**Directive**:
Return the material below in full and exactly.

[Stored entries]
****
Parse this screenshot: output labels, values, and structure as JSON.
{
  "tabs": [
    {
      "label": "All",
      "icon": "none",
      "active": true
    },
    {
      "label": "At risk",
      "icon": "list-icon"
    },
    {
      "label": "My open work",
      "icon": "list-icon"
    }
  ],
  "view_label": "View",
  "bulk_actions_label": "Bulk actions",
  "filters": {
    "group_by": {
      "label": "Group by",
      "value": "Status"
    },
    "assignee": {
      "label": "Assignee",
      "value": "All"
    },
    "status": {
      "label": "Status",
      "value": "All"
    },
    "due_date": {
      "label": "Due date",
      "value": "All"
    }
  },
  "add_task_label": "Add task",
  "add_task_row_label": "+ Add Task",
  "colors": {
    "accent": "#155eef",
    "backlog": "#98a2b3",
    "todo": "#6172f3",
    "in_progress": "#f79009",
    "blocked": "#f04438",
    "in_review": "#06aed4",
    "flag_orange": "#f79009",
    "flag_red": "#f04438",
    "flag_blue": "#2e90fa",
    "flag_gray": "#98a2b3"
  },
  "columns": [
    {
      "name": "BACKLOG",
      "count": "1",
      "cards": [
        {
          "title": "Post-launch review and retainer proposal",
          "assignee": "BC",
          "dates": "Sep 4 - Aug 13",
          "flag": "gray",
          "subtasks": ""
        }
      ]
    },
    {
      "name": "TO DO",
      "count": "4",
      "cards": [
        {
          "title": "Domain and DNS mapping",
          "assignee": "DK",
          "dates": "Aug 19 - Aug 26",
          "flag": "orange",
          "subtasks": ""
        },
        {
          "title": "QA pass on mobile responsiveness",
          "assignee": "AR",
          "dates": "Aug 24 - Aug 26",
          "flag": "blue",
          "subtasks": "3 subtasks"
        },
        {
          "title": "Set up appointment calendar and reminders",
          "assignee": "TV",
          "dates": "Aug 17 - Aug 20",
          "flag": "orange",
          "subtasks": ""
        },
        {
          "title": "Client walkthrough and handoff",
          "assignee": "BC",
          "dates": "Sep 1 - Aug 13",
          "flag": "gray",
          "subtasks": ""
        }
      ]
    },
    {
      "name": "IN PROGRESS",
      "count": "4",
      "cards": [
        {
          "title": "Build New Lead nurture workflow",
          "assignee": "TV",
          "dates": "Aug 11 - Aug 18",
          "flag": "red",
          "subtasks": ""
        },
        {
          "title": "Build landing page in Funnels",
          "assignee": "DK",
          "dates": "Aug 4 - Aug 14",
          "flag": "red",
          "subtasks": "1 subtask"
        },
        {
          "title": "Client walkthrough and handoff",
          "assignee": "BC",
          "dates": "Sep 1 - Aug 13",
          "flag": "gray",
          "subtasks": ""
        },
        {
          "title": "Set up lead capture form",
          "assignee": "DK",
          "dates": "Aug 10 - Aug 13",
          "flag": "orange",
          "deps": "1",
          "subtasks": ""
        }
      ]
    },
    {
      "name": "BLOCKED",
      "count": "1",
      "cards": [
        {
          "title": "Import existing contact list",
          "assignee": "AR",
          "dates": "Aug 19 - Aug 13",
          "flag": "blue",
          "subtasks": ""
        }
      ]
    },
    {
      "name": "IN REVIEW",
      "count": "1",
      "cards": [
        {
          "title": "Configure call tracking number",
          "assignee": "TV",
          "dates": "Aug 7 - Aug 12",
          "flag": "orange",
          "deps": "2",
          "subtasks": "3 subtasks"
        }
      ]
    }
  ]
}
****
**Finished answer**:
Parse this screenshot: output labels, values, and structure as JSON.
{
  "tabs": [
    {
      "label": "All",
      "icon": "none",
      "active": true
    },
    {
      "label": "At risk",
      "icon": "list-icon"
    },
    {
      "label": "My open work",
      "icon": "list-icon"
    }
  ],
  "view_label": "View",
  "bulk_actions_label": "Bulk actions",
  "filters": {
    "group_by": {
      "label": "Group by",
      "value": "Status"
    },
    "assignee": {
      "label": "Assignee",
      "value": "All"
    },
    "status": {
      "label": "Status",
      "value": "All"
    },
    "due_date": {
      "label": "Due date",
      "value": "All"
    }
  },
  "add_task_label": "Add task",
  "add_task_row_label": "+ Add Task",
  "colors": {
    "accent": "#155eef",
    "backlog": "#98a2b3",
    "todo": "#6172f3",
    "in_progress": "#f79009",
    "blocked": "#f04438",
    "in_review": "#06aed4",
    "flag_orange": "#f79009",
    "flag_red": "#f04438",
    "flag_blue": "#2e90fa",
    "flag_gray": "#98a2b3"
  },
  "columns": [
    {
      "name": "BACKLOG",
      "count": "1",
      "cards": [
        {
          "title": "Post-launch review and retainer proposal",
          "assignee": "BC",
          "dates": "Sep 4 - Aug 13",
          "flag": "gray",
          "subtasks": ""
        }
      ]
    },
    {
      "name": "TO DO",
      "count": "4",
      "cards": [
        {
          "title": "Domain and DNS mapping",
          "assignee": "DK",
          "dates": "Aug 19 - Aug 26",
          "flag": "orange",
          "subtasks": ""
        },
        {
          "title": "QA pass on mobile responsiveness",
          "assignee": "AR",
          "dates": "Aug 24 - Aug 26",
          "flag": "blue",
          "subtasks": "3 subtasks"
        },
        {
          "title": "Set up appointment calendar and reminders",
          "assignee": "TV",
          "dates": "Aug 17 - Aug 20",
          "flag": "orange",
          "subtasks": ""
        },
        {
          "title": "Client walkthrough and handoff",
          "assignee": "BC",
          "dates": "Sep 1 - Aug 13",
          "flag": "gray",
          "subtasks": ""
        }
      ]
    },
    {
      "name": "IN PROGRESS",
      "count": "4",
      "cards": [
        {
          "title": "Build New Lead nurture workflow",
          "assignee": "TV",
          "dates": "Aug 11 - Aug 18",
          "flag": "red",
          "subtasks": ""
        },
        {
          "title": "Build landing page in Funnels",
          "assignee": "DK",
          "dates": "Aug 4 - Aug 14",
          "flag": "red",
          "subtasks": "1 subtask"
        },
        {
          "title": "Client walkthrough and handoff",
          "assignee": "BC",
          "dates": "Sep 1 - Aug 13",
          "flag": "gray",
          "subtasks": ""
        },
        {
          "title": "Set up lead capture form",
          "assignee": "DK",
          "dates": "Aug 10 - Aug 13",
          "flag": "orange",
          "deps": "1",
          "subtasks": ""
        }
      ]
    },
    {
      "name": "BLOCKED",
      "count": "1",
      "cards": [
        {
          "title": "Import existing contact list",
          "assignee": "AR",
          "dates": "Aug 19 - Aug 13",
          "flag": "blue",
          "subtasks": ""
        }
      ]
    },
    {
      "name": "IN REVIEW",
      "count": "1",
      "cards": [
        {
          "title": "Configure call tracking number",
          "assignee": "TV",
          "dates": "Aug 7 - Aug 12",
          "flag": "orange",
          "deps": "2",
          "subtasks": "3 subtasks"
        }
      ]
    }
  ]
}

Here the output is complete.